Records from a data collection
○ ○ ○ ○

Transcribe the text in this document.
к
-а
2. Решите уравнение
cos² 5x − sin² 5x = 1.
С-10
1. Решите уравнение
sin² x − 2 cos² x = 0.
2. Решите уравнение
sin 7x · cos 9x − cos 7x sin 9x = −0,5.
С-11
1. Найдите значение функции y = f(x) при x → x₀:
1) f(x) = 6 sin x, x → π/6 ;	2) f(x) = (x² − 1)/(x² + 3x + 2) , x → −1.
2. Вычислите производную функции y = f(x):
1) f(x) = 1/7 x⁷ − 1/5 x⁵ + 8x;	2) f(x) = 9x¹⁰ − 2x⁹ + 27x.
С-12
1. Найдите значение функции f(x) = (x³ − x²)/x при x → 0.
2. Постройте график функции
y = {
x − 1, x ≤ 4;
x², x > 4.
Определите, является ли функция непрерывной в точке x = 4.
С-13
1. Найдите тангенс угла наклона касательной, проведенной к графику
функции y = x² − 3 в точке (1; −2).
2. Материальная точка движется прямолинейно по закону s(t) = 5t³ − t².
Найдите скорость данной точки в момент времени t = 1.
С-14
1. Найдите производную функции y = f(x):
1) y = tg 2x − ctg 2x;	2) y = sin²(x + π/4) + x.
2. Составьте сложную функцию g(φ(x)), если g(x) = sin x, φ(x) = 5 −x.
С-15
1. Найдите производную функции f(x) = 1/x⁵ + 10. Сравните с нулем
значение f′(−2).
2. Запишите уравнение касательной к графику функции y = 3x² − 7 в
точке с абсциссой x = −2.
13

○ ○ ○ ○

* Task requirements *
Where a line above contains the word "sin²", copy that line.

* Output *
cos² 5x − sin² 5x = 1.
sin² x − 2 cos² x = 0.
1) y = tg 2x − ctg 2x;	2) y = sin²(x + π/4) + x.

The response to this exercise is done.